Entries:
== == ==
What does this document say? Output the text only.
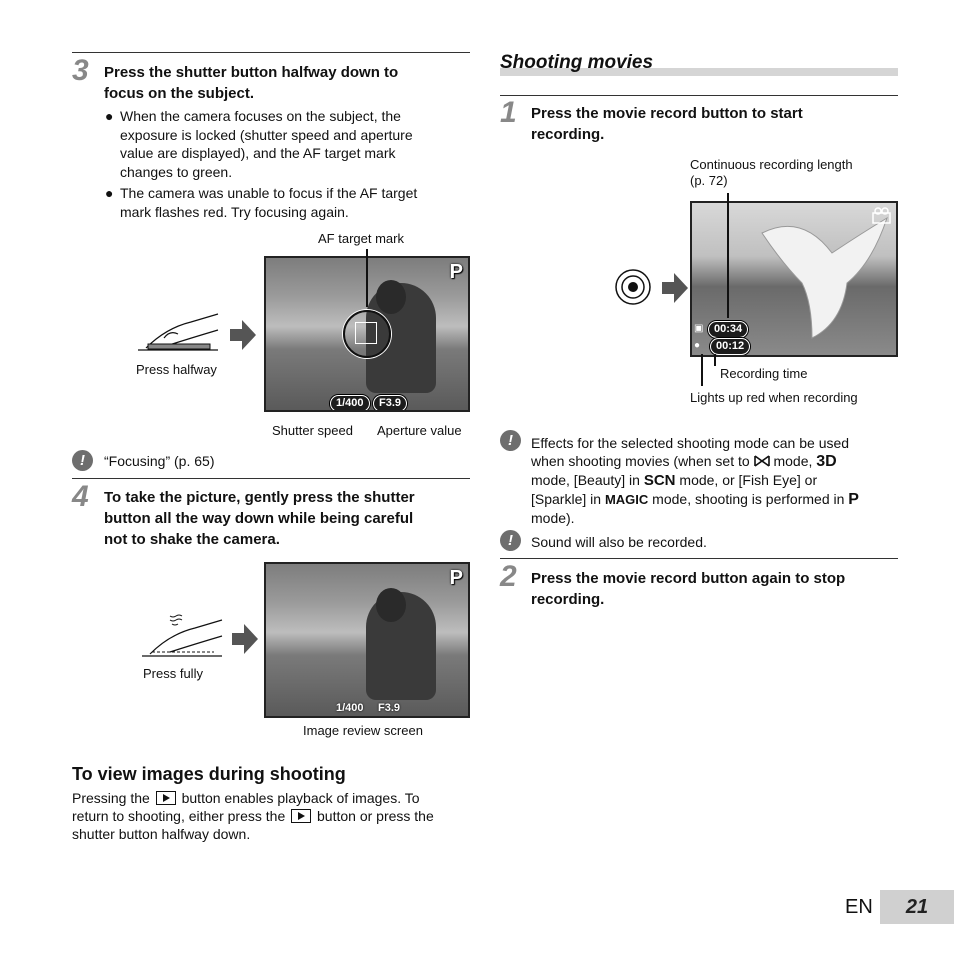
3 Press the shutter button halfway down to
focus on the subject.
● When the camera focuses on the subject, the
exposure is locked (shutter speed and aperture
value are displayed), and the AF target mark
changes to green.
● The camera was unable to focus if the AF target
mark flashes red. Try focusing again.
AF target mark
Press halfway
P
1/400	F3.9
Shutter speed Aperture value
!	“Focusing” (p. 65)
4 To take the picture, gently press the shutter
button all the way down while being careful
not to shake the camera.
Press fully
P
1/400 F3.9
Image review screen
To view images during shooting
Pressing the button enables playback of images. To
return to shooting, either press the button or press the
shutter button halfway down.
Shooting movies
1 Press the movie record button to start
recording.
Continuous recording length
(p. 72)
▣ 00:34
●	00:12
Recording time
Lights up red when recording
!	Effects for the selected shooting mode can be used
when shooting movies (when set to mode, 3D
mode, [Beauty] in SCN mode, or [Fish Eye] or
[Sparkle] in MAGIC mode, shooting is performed in P
mode).
!	Sound will also be recorded.
2 Press the movie record button again to stop
recording.
EN	21
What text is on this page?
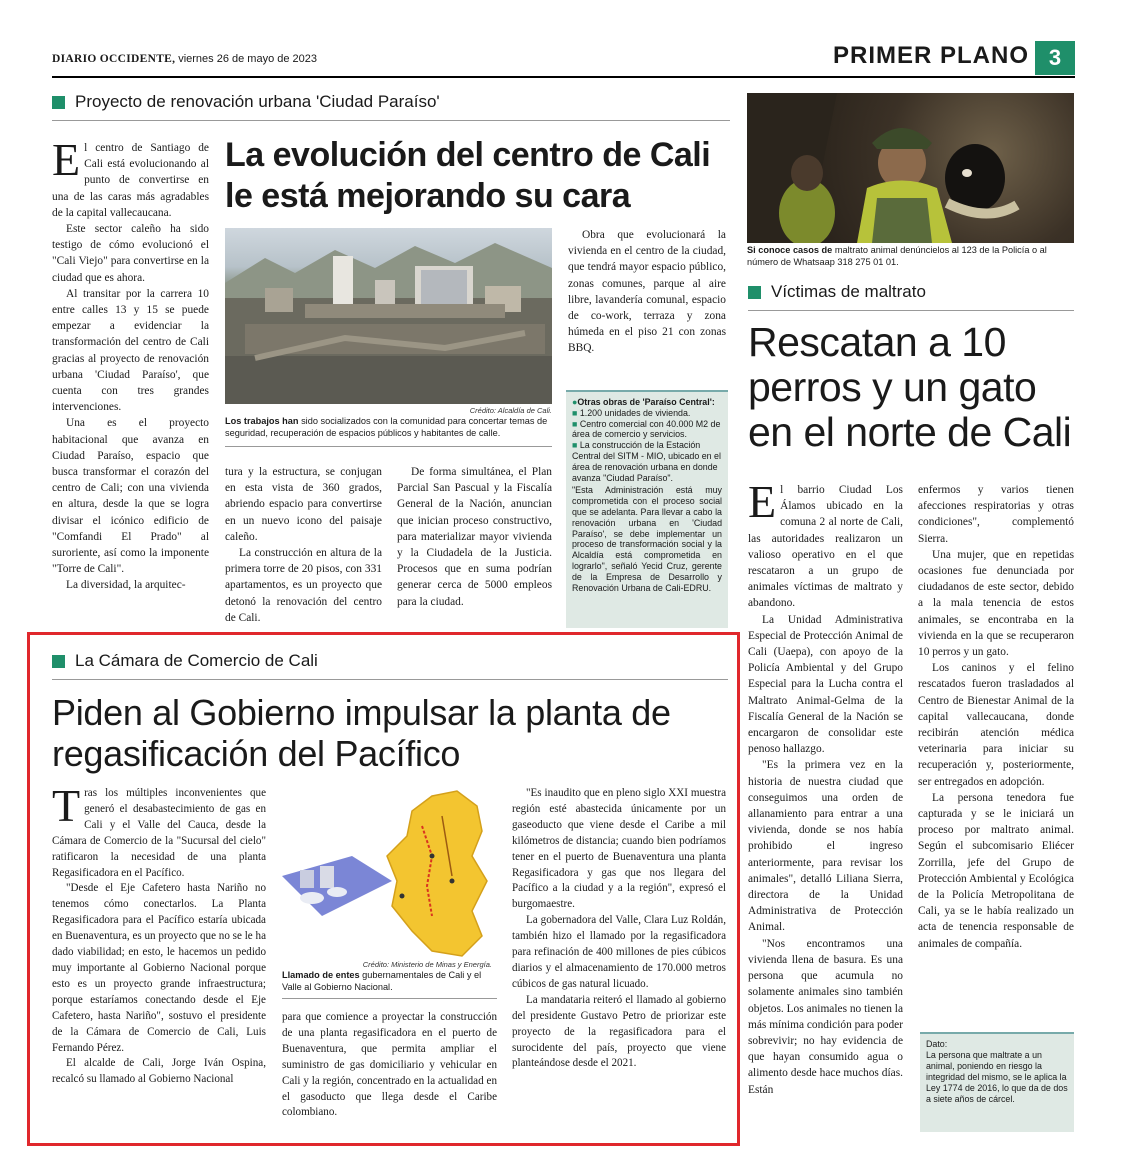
DIARIO OCCIDENTE, viernes 26 de mayo de 2023	PRIMER PLANO 3
Proyecto de renovación urbana 'Ciudad Paraíso'

El centro de Santiago de Cali está evolucionando al punto de convertirse en una de las caras más agradables de la capital vallecaucana.

Este sector caleño ha sido testigo de cómo evolucionó el "Cali Viejo" para convertirse en la ciudad que es ahora.

Al transitar por la carrera 10 entre calles 13 y 15 se puede empezar a evidenciar la transformación del centro de Cali gracias al proyecto de renovación urbana 'Ciudad Paraíso', que cuenta con tres grandes intervenciones.

Una es el proyecto habitacional que avanza en Ciudad Paraíso, espacio que busca transformar el corazón del centro de Cali; con una vivienda en altura, desde la que se logra divisar el icónico edificio de "Comfandi El Prado" al suroriente, así como la imponente "Torre de Cali".

La diversidad, la arquitec-

La evolución del centro de Cali le está mejorando su cara
Crédito: Alcaldía de Cali.
Los trabajos han sido socializados con la comunidad para concertar temas de seguridad, recuperación de espacios públicos y habitantes de calle.

Obra que evolucionará la vivienda en el centro de la ciudad, que tendrá mayor espacio público, zonas comunes, parque al aire libre, lavandería comunal, espacio de co-work, terraza y zona húmeda en el piso 21 con zonas BBQ.

tura y la estructura, se conjugan en esta vista de 360 grados, abriendo espacio para convertirse en un nuevo icono del paisaje caleño.

La construcción en altura de la primera torre de 20 pisos, con 331 apartamentos, es un proyecto que detonó la renovación del centro de Cali.

De forma simultánea, el Plan Parcial San Pascual y la Fiscalía General de la Nación, anuncian que inician proceso constructivo, para materializar mayor vivienda y la Ciudadela de la Justicia. Procesos que en suma podrían generar cerca de 5000 empleos para la ciudad.

●Otras obras de 'Paraíso Central':
■ 1.200 unidades de vivienda.
■ Centro comercial con 40.000 M2 de área de comercio y servicios.
■ La construcción de la Estación Central del SITM - MIO, ubicado en el área de renovación urbana en donde avanza "Ciudad Paraíso".
"Esta Administración está muy comprometida con el proceso social que se adelanta. Para llevar a cabo la renovación urbana en 'Ciudad Paraíso', se debe implementar un proceso de transformación social y la Alcaldía está comprometida en lograrlo", señaló Yecid Cruz, gerente de la Empresa de Desarrollo y Renovación Urbana de Cali-EDRU.
Si conoce casos de maltrato animal denúncielos al 123 de la Policía o al número de Whatsaap 318 275 01 01.
Víctimas de maltrato
Rescatan a 10 perros y un gato en el norte de Cali

El barrio Ciudad Los Álamos ubicado en la comuna 2 al norte de Cali, las autoridades realizaron un valioso operativo en el que rescataron a un grupo de animales víctimas de maltrato y abandono.

La Unidad Administrativa Especial de Protección Animal de Cali (Uaepa), con apoyo de la Policía Ambiental y del Grupo Especial para la Lucha contra el Maltrato Animal-Gelma de la Fiscalía General de la Nación se encargaron de consolidar este penoso hallazgo.

"Es la primera vez en la historia de nuestra ciudad que conseguimos una orden de allanamiento para entrar a una vivienda, donde se nos había prohibido el ingreso anteriormente, para revisar los animales", detalló Liliana Sierra, directora de la Unidad Administrativa de Protección Animal.

"Nos encontramos una vivienda llena de basura. Es una persona que acumula no solamente animales sino también objetos. Los animales no tienen la más mínima condición para poder sobrevivir; no hay evidencia de que hayan consumido agua o alimento desde hace muchos días. Están

enfermos y varios tienen afecciones respiratorias y otras condiciones", complementó Sierra.

Una mujer, que en repetidas ocasiones fue denunciada por ciudadanos de este sector, debido a la mala tenencia de estos animales, se encontraba en la vivienda en la que se recuperaron 10 perros y un gato.

Los caninos y el felino rescatados fueron trasladados al Centro de Bienestar Animal de la capital vallecaucana, donde recibirán atención médica veterinaria para iniciar su recuperación y, posteriormente, ser entregados en adopción.

La persona tenedora fue capturada y se le iniciará un proceso por maltrato animal. Según el subcomisario Eliécer Zorrilla, jefe del Grupo de Protección Ambiental y Ecológica de la Policía Metropolitana de Cali, ya se le había realizado un acta de tenencia responsable de animales de compañía.

Dato:
La persona que maltrate a un animal, poniendo en riesgo la integridad del mismo, se le aplica la Ley 1774 de 2016, lo que da de dos a siete años de cárcel.
La Cámara de Comercio de Cali
Piden al Gobierno impulsar la planta de regasificación del Pacífico

Tras los múltiples inconvenientes que generó el desabastecimiento de gas en Cali y el Valle del Cauca, desde la Cámara de Comercio de la "Sucursal del cielo" ratificaron la necesidad de una planta Regasificadora en el Pacífico.

"Desde el Eje Cafetero hasta Nariño no tenemos cómo conectarlos. La Planta Regasificadora para el Pacífico estaría ubicada en Buenaventura, es un proyecto que no se le ha dado viabilidad; en esto, le hacemos un pedido muy importante al Gobierno Nacional porque esto es un proyecto grande infraestructura; porque estaríamos conectando desde el Eje Cafetero, hasta Nariño", sostuvo el presidente de la Cámara de Comercio de Cali, Luis Fernando Pérez.

El alcalde de Cali, Jorge Iván Ospina, recalcó su llamado al Gobierno Nacional

Crédito: Ministerio de Minas y Energía.
Llamado de entes gubernamentales de Cali y el Valle al Gobierno Nacional.

para que comience a proyectar la construcción de una planta regasificadora en el puerto de Buenaventura, que permita ampliar el suministro de gas domiciliario y vehicular en Cali y la región, concentrado en la actualidad en el gasoducto que llega desde el Caribe colombiano.

"Es inaudito que en pleno siglo XXI muestra región esté abastecida únicamente por un gaseoducto que viene desde el Caribe a mil kilómetros de distancia; cuando bien podríamos tener en el puerto de Buenaventura una planta Regasificadora y gas que nos llegara del Pacífico a la ciudad y a la región", expresó el burgomaestre.

La gobernadora del Valle, Clara Luz Roldán, también hizo el llamado por la regasificadora para refinación de 400 millones de pies cúbicos diarios y el almacenamiento de 170.000 metros cúbicos de gas natural licuado.

La mandataria reiteró el llamado al gobierno del presidente Gustavo Petro de priorizar este proyecto de la regasificadora para el surocidente del país, proyecto que viene planteándose desde el 2021.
== == ==
Your objective:
Go through the entries above and copy every line containing "again".

Output below:
mark flashes red. Try focusing again.
2 Press the movie record button again to stop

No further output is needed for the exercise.